** WRITTEN PROBLEM **
Each line that holds the word "QUINTIL" should be returned.

Extracts from a graphics dataset:
------------------------
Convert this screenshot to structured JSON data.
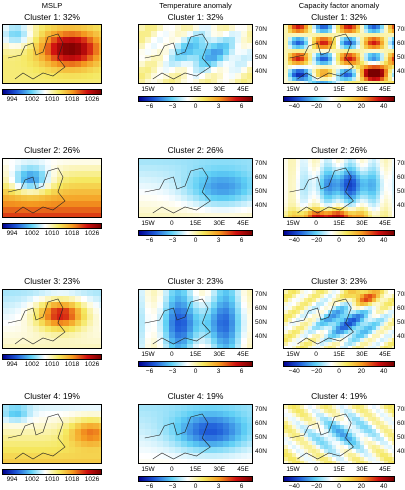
{
  "columns": {
    "mslp": {
      "title": "MSLP"
    },
    "temperature": {
      "title": "Temperature anomaly"
    },
    "capacity": {
      "title": "Capacity factor anomaly"
    }
  },
  "clusters": [
    {
      "label": "Cluster  1: 32%"
    },
    {
      "label": "Cluster  2: 26%"
    },
    {
      "label": "Cluster  3: 23%"
    },
    {
      "label": "Cluster  4: 19%"
    }
  ],
  "axes": {
    "lat_ticks": [
      "70N",
      "60N",
      "50N",
      "40N"
    ],
    "lon_ticks": [
      "15W",
      "0",
      "15E",
      "30E",
      "45E"
    ]
  },
  "colorbars": {
    "mslp": {
      "ticks": [
        "994",
        "1002",
        "1010",
        "1018",
        "1026"
      ]
    },
    "temperature": {
      "ticks": [
        "−6",
        "−3",
        "0",
        "3",
        "6"
      ]
    },
    "capacity": {
      "ticks": [
        "−40",
        "−20",
        "0",
        "20",
        "40"
      ]
    }
  },
  "colors": {
    "blue_dark": "#00008f",
    "blue": "#1e5ad8",
    "cyan": "#5fd0f5",
    "white": "#ffffff",
    "yellow": "#f5e860",
    "orange": "#f59a20",
    "red": "#cf1010",
    "red_dark": "#7a0000"
  }
}
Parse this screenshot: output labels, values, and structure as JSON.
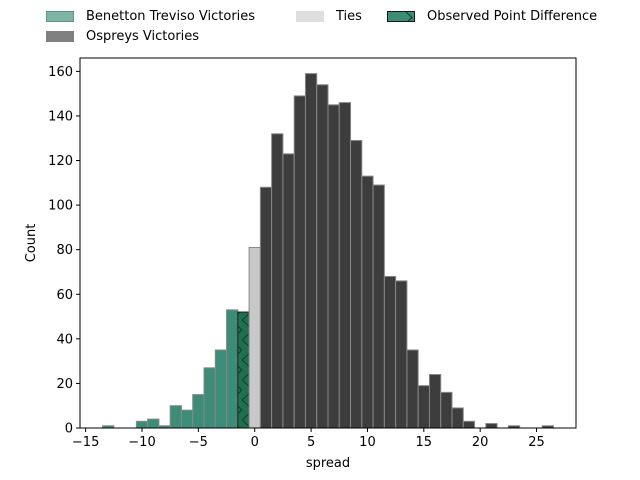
{
  "legend": {
    "benetton": "Benetton Treviso Victories",
    "ospreys": "Ospreys Victories",
    "ties": "Ties",
    "observed": "Observed Point Difference"
  },
  "colors": {
    "benetton": "#3d8c78",
    "ospreys": "#3d3d3d",
    "ties": "#c8c8c8",
    "observed": "#1f7050",
    "edge": "#888888"
  },
  "chart_data": {
    "type": "bar",
    "xlabel": "spread",
    "ylabel": "Count",
    "xlim": [
      -15.5,
      28.5
    ],
    "ylim": [
      0,
      166
    ],
    "xticks": [
      -15,
      -10,
      -5,
      0,
      5,
      10,
      15,
      20,
      25
    ],
    "yticks": [
      0,
      20,
      40,
      60,
      80,
      100,
      120,
      140,
      160
    ],
    "observed_point_difference": -1,
    "series": [
      {
        "name": "Benetton Treviso Victories",
        "x": [
          -13,
          -12,
          -11,
          -10,
          -9,
          -8,
          -7,
          -6,
          -5,
          -4,
          -3,
          -2,
          -1
        ],
        "values": [
          1,
          0,
          0,
          3,
          4,
          1,
          10,
          8,
          15,
          27,
          35,
          53,
          52
        ]
      },
      {
        "name": "Ties",
        "x": [
          0
        ],
        "values": [
          81
        ]
      },
      {
        "name": "Ospreys Victories",
        "x": [
          1,
          2,
          3,
          4,
          5,
          6,
          7,
          8,
          9,
          10,
          11,
          12,
          13,
          14,
          15,
          16,
          17,
          18,
          19,
          20,
          21,
          22,
          23,
          24,
          25,
          26
        ],
        "values": [
          108,
          132,
          123,
          149,
          159,
          154,
          145,
          146,
          129,
          113,
          109,
          68,
          66,
          35,
          19,
          24,
          16,
          9,
          3,
          0,
          2,
          0,
          1,
          0,
          0,
          1
        ]
      }
    ]
  }
}
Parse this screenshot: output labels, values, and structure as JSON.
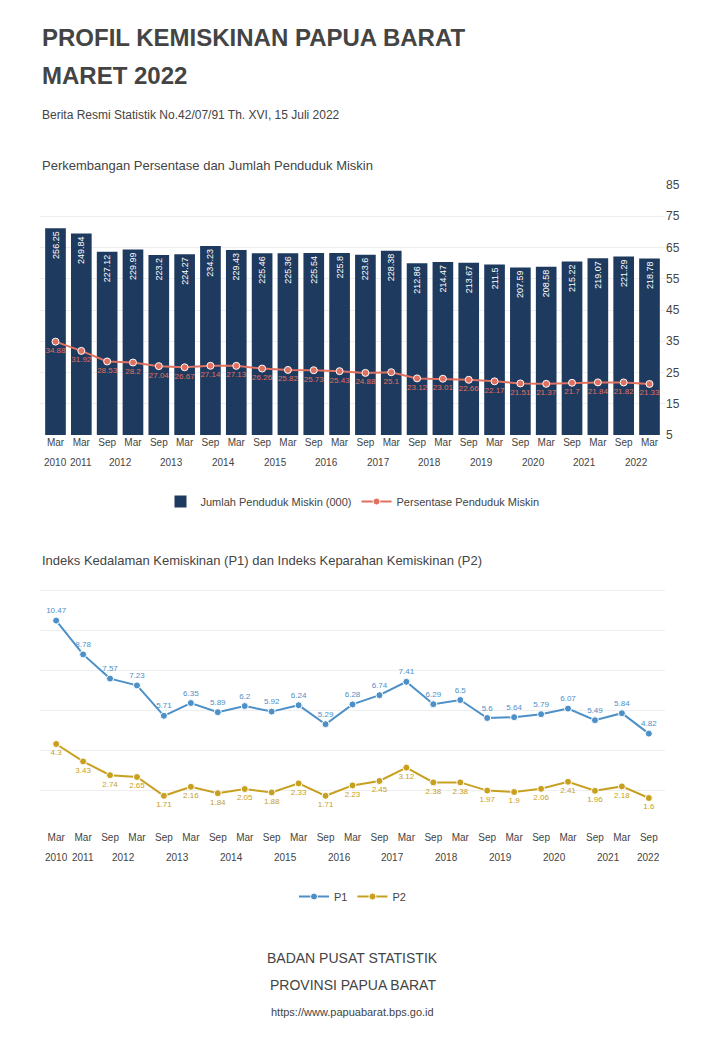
{
  "title": [
    "PROFIL KEMISKINAN PAPUA BARAT",
    "MARET 2022"
  ],
  "subtitle": "Berita Resmi Statistik No.42/07/91 Th. XVI, 15 Juli 2022",
  "annotations": [
    "BADAN PUSAT STATISTIK",
    "PROVINSI PAPUA BARAT",
    "https://www.papuabarat.bps.go.id"
  ],
  "chart_data": [
    {
      "type": "bar",
      "title": "Perkembangan Persentase dan Jumlah Penduduk Miskin",
      "categories": [
        "Mar",
        "Mar",
        "Sep",
        "Mar",
        "Sep",
        "Mar",
        "Sep",
        "Mar",
        "Sep",
        "Mar",
        "Sep",
        "Mar",
        "Sep",
        "Mar",
        "Sep",
        "Mar",
        "Sep",
        "Mar",
        "Sep",
        "Mar",
        "Sep",
        "Mar",
        "Sep",
        "Mar"
      ],
      "category_groups": [
        "2010",
        "2011",
        "2012",
        "2012",
        "2013",
        "2013",
        "2014",
        "2014",
        "2015",
        "2015",
        "2016",
        "2016",
        "2017",
        "2017",
        "2018",
        "2018",
        "2019",
        "2019",
        "2020",
        "2020",
        "2021",
        "2021",
        "2022",
        "2022"
      ],
      "series": [
        {
          "name": "Jumlah Penduduk Miskin (000)",
          "type": "bar",
          "color": "#1e3a5f",
          "values": [
            256.25,
            249.84,
            227.12,
            229.99,
            223.2,
            224.27,
            234.23,
            229.43,
            225.46,
            225.36,
            225.54,
            225.8,
            223.6,
            228.38,
            212.86,
            214.47,
            213.67,
            211.5,
            207.59,
            208.58,
            215.22,
            219.07,
            221.29,
            218.78
          ]
        },
        {
          "name": "Persentase Penduduk Miskin",
          "type": "line",
          "axis": "y2",
          "color": "#e07060",
          "marker": "circle",
          "values": [
            34.88,
            31.92,
            28.53,
            28.2,
            27.04,
            26.67,
            27.14,
            27.13,
            26.26,
            25.82,
            25.73,
            25.43,
            24.88,
            25.1,
            23.12,
            23.01,
            22.66,
            22.17,
            21.51,
            21.37,
            21.7,
            21.84,
            21.82,
            21.33
          ]
        }
      ],
      "ylim": [
        0,
        310
      ],
      "yticks": [],
      "y2lim": [
        5,
        85
      ],
      "y2ticks": [
        5,
        15,
        25,
        35,
        45,
        55,
        65,
        75,
        85
      ],
      "grid": true,
      "data_labels": true,
      "legend": "bottom"
    },
    {
      "type": "line",
      "title": "Indeks Kedalaman Kemiskinan (P1) dan Indeks Keparahan Kemiskinan (P2)",
      "categories": [
        "Mar",
        "Mar",
        "Sep",
        "Mar",
        "Sep",
        "Mar",
        "Sep",
        "Mar",
        "Sep",
        "Mar",
        "Sep",
        "Mar",
        "Sep",
        "Mar",
        "Sep",
        "Mar",
        "Sep",
        "Mar",
        "Sep",
        "Mar",
        "Sep",
        "Mar",
        "Sep"
      ],
      "category_groups": [
        "2010",
        "2011",
        "2012",
        "2012",
        "2013",
        "2013",
        "2014",
        "2014",
        "2015",
        "2015",
        "2016",
        "2016",
        "2017",
        "2017",
        "2018",
        "2018",
        "2019",
        "2019",
        "2020",
        "2020",
        "2021",
        "2021",
        "2022"
      ],
      "series": [
        {
          "name": "P1",
          "color": "#4d90c8",
          "marker": "circle",
          "values": [
            10.47,
            8.78,
            7.57,
            7.23,
            5.71,
            6.35,
            5.89,
            6.2,
            5.92,
            6.24,
            5.29,
            6.28,
            6.74,
            7.41,
            6.29,
            6.5,
            5.6,
            5.64,
            5.79,
            6.07,
            5.49,
            5.84,
            4.82
          ]
        },
        {
          "name": "P2",
          "color": "#c8a020",
          "marker": "circle",
          "values": [
            4.3,
            3.43,
            2.74,
            2.65,
            1.71,
            2.16,
            1.84,
            2.05,
            1.88,
            2.33,
            1.71,
            2.23,
            2.45,
            3.12,
            2.38,
            2.38,
            1.97,
            1.9,
            2.06,
            2.41,
            1.96,
            2.18,
            1.6
          ]
        }
      ],
      "ylim": [
        0,
        12.5
      ],
      "yticks": [
        2,
        4,
        6,
        8,
        10,
        12
      ],
      "grid": true,
      "tick_labels": "x",
      "data_labels": true,
      "legend": "bottom"
    }
  ]
}
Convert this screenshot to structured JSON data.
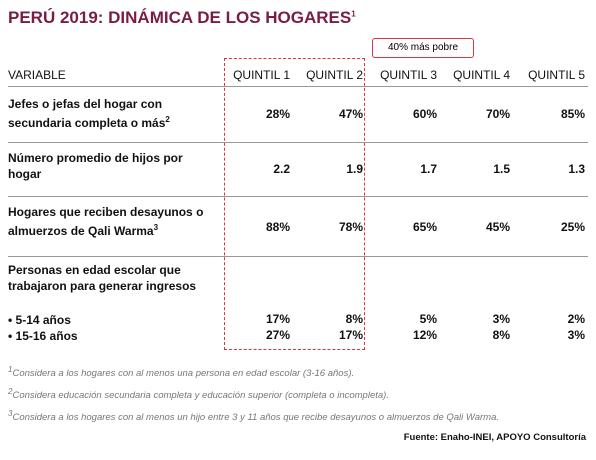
{
  "header": {
    "title": "PERÚ 2019: DINÁMICA DE LOS HOGARES",
    "title_note": "1",
    "annotation": "40% más pobre"
  },
  "table": {
    "columns": [
      "VARIABLE",
      "QUINTIL 1",
      "QUINTIL 2",
      "QUINTIL 3",
      "QUINTIL 4",
      "QUINTIL 5"
    ],
    "rows": [
      {
        "label": "Jefes o jefas del hogar con secundaria completa o más",
        "note": "2",
        "values": [
          "28%",
          "47%",
          "60%",
          "70%",
          "85%"
        ]
      },
      {
        "label": "Número promedio de hijos por hogar",
        "values": [
          "2.2",
          "1.9",
          "1.7",
          "1.5",
          "1.3"
        ]
      },
      {
        "label": "Hogares que reciben desayunos o almuerzos de Qali Warma",
        "note": "3",
        "values": [
          "88%",
          "78%",
          "65%",
          "45%",
          "25%"
        ]
      },
      {
        "label": "Personas en edad escolar que trabajaron para generar ingresos",
        "subrows": [
          {
            "label": "• 5-14 años",
            "values": [
              "17%",
              "8%",
              "5%",
              "3%",
              "2%"
            ]
          },
          {
            "label": "• 15-16 años",
            "values": [
              "27%",
              "17%",
              "12%",
              "8%",
              "3%"
            ]
          }
        ]
      }
    ]
  },
  "footnotes": [
    {
      "number": "1",
      "text": "Considera a los hogares con al menos una persona en edad escolar (3-16 años)."
    },
    {
      "number": "2",
      "text": "Considera educación secundaria completa y educación superior (completa o incompleta)."
    },
    {
      "number": "3",
      "text": "Considera a los hogares con al menos un hijo entre 3 y 11 años que recibe desayunos o almuerzos de Qali Warma."
    }
  ],
  "source": "Fuente: Enaho-INEI, APOYO Consultoría"
}
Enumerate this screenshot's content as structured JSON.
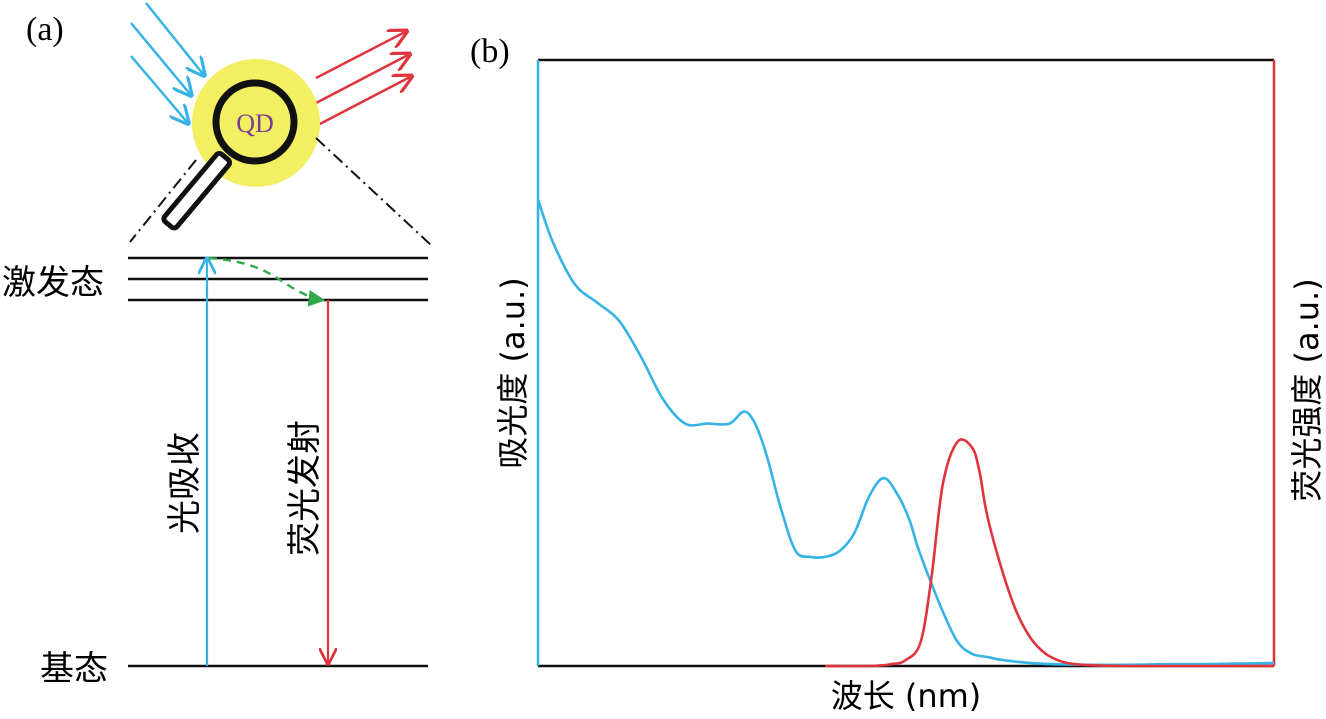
{
  "panel_a": {
    "label": "(a)",
    "qd_label": "QD",
    "excited_state_label": "激发态",
    "ground_state_label": "基态",
    "absorption_label": "光吸收",
    "emission_label": "荧光发射"
  },
  "panel_b": {
    "label": "(b)"
  },
  "chart_data": {
    "type": "line",
    "title": "",
    "xlabel": "波长 (nm)",
    "ylabel": "吸光度 (a.u.)",
    "y2label": "荧光强度 (a.u.)",
    "xlim": [
      0,
      100
    ],
    "ylim": [
      0,
      100
    ],
    "x_ticks": [],
    "y_ticks": [],
    "grid": false,
    "series": [
      {
        "role": "absorbance",
        "color": "#36b3e6",
        "x": [
          0,
          2,
          5,
          8,
          11,
          14,
          17,
          20,
          23,
          26,
          28,
          29.5,
          31,
          33,
          35,
          37,
          39,
          41,
          43,
          45,
          47,
          49,
          50.5,
          51.5,
          53,
          55,
          57,
          59,
          61,
          63,
          66,
          70,
          75,
          80,
          85,
          90,
          95,
          100
        ],
        "y": [
          77,
          70,
          63,
          60,
          57,
          51,
          44,
          40,
          40,
          40,
          42,
          40,
          35,
          26,
          19,
          18,
          18,
          19,
          22,
          28,
          31,
          28,
          24,
          20,
          15,
          9,
          4,
          2,
          1.5,
          1,
          0.6,
          0.3,
          0.2,
          0.2,
          0.3,
          0.3,
          0.4,
          0.5
        ]
      },
      {
        "role": "fluorescence",
        "color": "#e0343c",
        "x": [
          39,
          45,
          48,
          50,
          52,
          53.5,
          55,
          57,
          59,
          60,
          61,
          63,
          65,
          67,
          69,
          71,
          73,
          76,
          80,
          85,
          90,
          100
        ],
        "y": [
          0,
          0,
          0.3,
          1,
          4,
          15,
          30,
          37,
          36,
          32,
          25,
          16,
          9,
          4.5,
          2,
          0.8,
          0.3,
          0.1,
          0,
          0,
          0,
          0
        ]
      }
    ]
  },
  "colors": {
    "absorption": "#36b3e6",
    "emission": "#e0343c",
    "relaxation": "#2ea84a",
    "qd_glow": "#f2ef63",
    "axis": "#000000"
  }
}
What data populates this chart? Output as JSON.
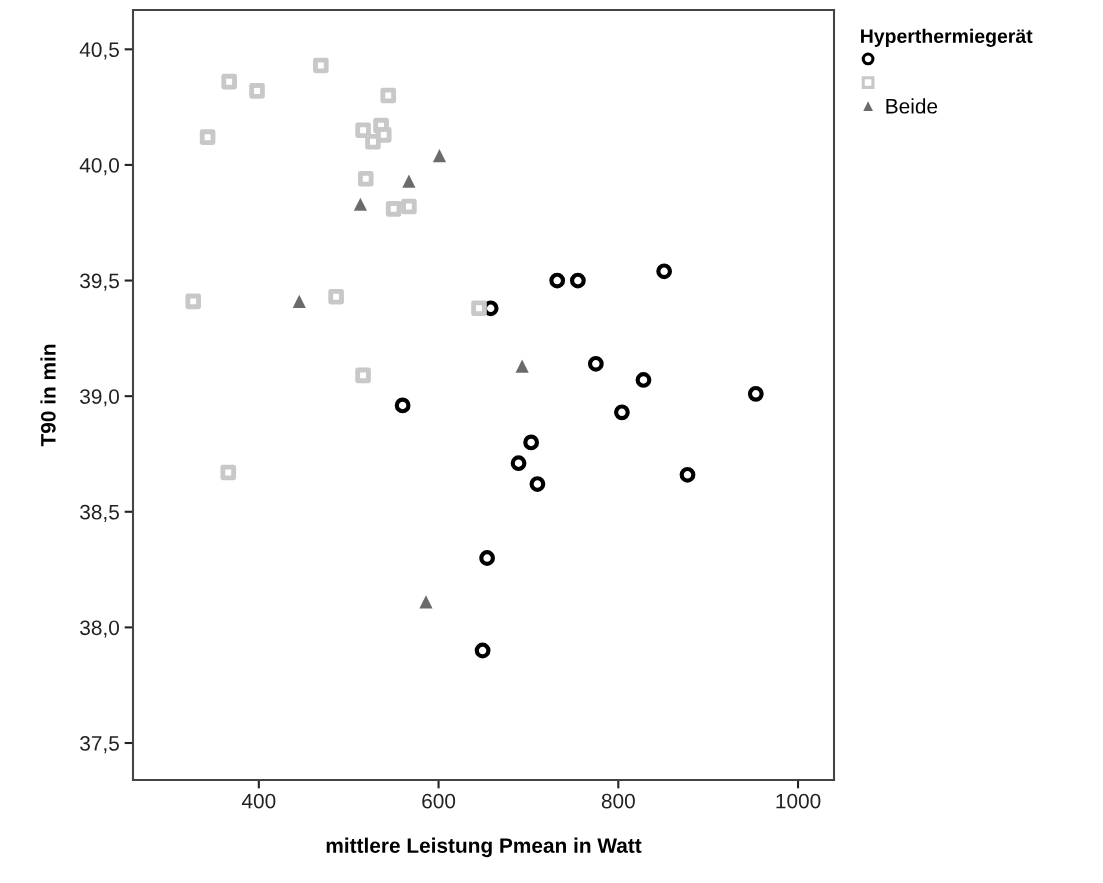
{
  "chart_data": {
    "type": "scatter",
    "xlabel": "mittlere Leistung Pmean in Watt",
    "ylabel": "T90 in min",
    "legend_title": "Hyperthermiegerät",
    "legend": "right",
    "grid": false,
    "xlim": [
      260,
      1040
    ],
    "ylim": [
      37.34,
      40.67
    ],
    "xticks": [
      400,
      600,
      800,
      1000
    ],
    "yticks": [
      {
        "value": 37.5,
        "label": "37,5"
      },
      {
        "value": 38.0,
        "label": "38,0"
      },
      {
        "value": 38.5,
        "label": "38,5"
      },
      {
        "value": 39.0,
        "label": "39,0"
      },
      {
        "value": 39.5,
        "label": "39,5"
      },
      {
        "value": 40.0,
        "label": "40,0"
      },
      {
        "value": 40.5,
        "label": "40,5"
      }
    ],
    "series": [
      {
        "color": "#000000",
        "marker": "circle",
        "x": [
          658,
          732,
          755,
          851,
          775,
          828,
          953,
          804,
          560,
          703,
          689,
          710,
          877,
          654,
          649
        ],
        "values": [
          39.38,
          39.5,
          39.5,
          39.54,
          39.14,
          39.07,
          39.01,
          38.93,
          38.96,
          38.8,
          38.71,
          38.62,
          38.66,
          38.3,
          37.9
        ]
      },
      {
        "color": "#c8c8c8",
        "marker": "square",
        "x": [
          469,
          367,
          398,
          544,
          343,
          516,
          536,
          539,
          527,
          519,
          550,
          567,
          327,
          486,
          645,
          516,
          366
        ],
        "values": [
          40.43,
          40.36,
          40.32,
          40.3,
          40.12,
          40.15,
          40.17,
          40.13,
          40.1,
          39.94,
          39.81,
          39.82,
          39.41,
          39.43,
          39.38,
          39.09,
          38.67
        ]
      },
      {
        "name": "Beide",
        "color": "#6b6b6b",
        "marker": "triangle",
        "x": [
          601,
          567,
          513,
          445,
          693,
          586
        ],
        "values": [
          40.04,
          39.93,
          39.83,
          39.41,
          39.13,
          38.11
        ]
      }
    ]
  }
}
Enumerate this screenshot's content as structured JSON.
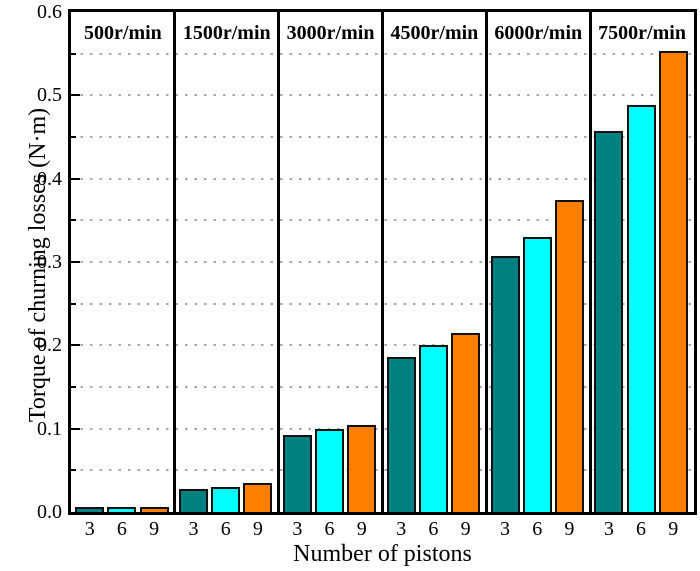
------------------------
** REPLY TO THE EXERCISE **
      "QUINTIL 1",
      "QUINTIL 2",
      "QUINTIL 3",
      "QUINTIL 4",
      "QUINTIL 5"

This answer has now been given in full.